----- Data for processing -----

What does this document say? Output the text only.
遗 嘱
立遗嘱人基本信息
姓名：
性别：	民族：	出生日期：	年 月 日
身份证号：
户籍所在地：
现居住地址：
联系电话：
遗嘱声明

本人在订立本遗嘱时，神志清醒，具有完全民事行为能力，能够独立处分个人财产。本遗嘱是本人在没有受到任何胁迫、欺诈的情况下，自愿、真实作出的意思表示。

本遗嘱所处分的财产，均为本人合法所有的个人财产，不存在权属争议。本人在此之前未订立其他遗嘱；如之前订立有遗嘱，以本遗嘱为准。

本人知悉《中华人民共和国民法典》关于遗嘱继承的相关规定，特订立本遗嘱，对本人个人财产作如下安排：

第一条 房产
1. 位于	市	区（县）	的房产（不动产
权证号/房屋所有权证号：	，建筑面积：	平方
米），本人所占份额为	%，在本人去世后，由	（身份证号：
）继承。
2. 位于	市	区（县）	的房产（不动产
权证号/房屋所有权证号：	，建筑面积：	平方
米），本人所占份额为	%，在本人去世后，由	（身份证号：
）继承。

-----

** Stated exercise **
All of the entries must be quoted exactly; please include each one.

** Solution to the problem **
What does this document say? Output the text only.
遗 嘱
立遗嘱人基本信息
姓名：
性别：	民族：	出生日期：	年 月 日
身份证号：
户籍所在地：
现居住地址：
联系电话：
遗嘱声明

本人在订立本遗嘱时，神志清醒，具有完全民事行为能力，能够独立处分个人财产。本遗嘱是本人在没有受到任何胁迫、欺诈的情况下，自愿、真实作出的意思表示。

本遗嘱所处分的财产，均为本人合法所有的个人财产，不存在权属争议。本人在此之前未订立其他遗嘱；如之前订立有遗嘱，以本遗嘱为准。

本人知悉《中华人民共和国民法典》关于遗嘱继承的相关规定，特订立本遗嘱，对本人个人财产作如下安排：

第一条 房产
1. 位于	市	区（县）	的房产（不动产
权证号/房屋所有权证号：	，建筑面积：	平方
米），本人所占份额为	%，在本人去世后，由	（身份证号：
）继承。
2. 位于	市	区（县）	的房产（不动产
权证号/房屋所有权证号：	，建筑面积：	平方
米），本人所占份额为	%，在本人去世后，由	（身份证号：
）继承。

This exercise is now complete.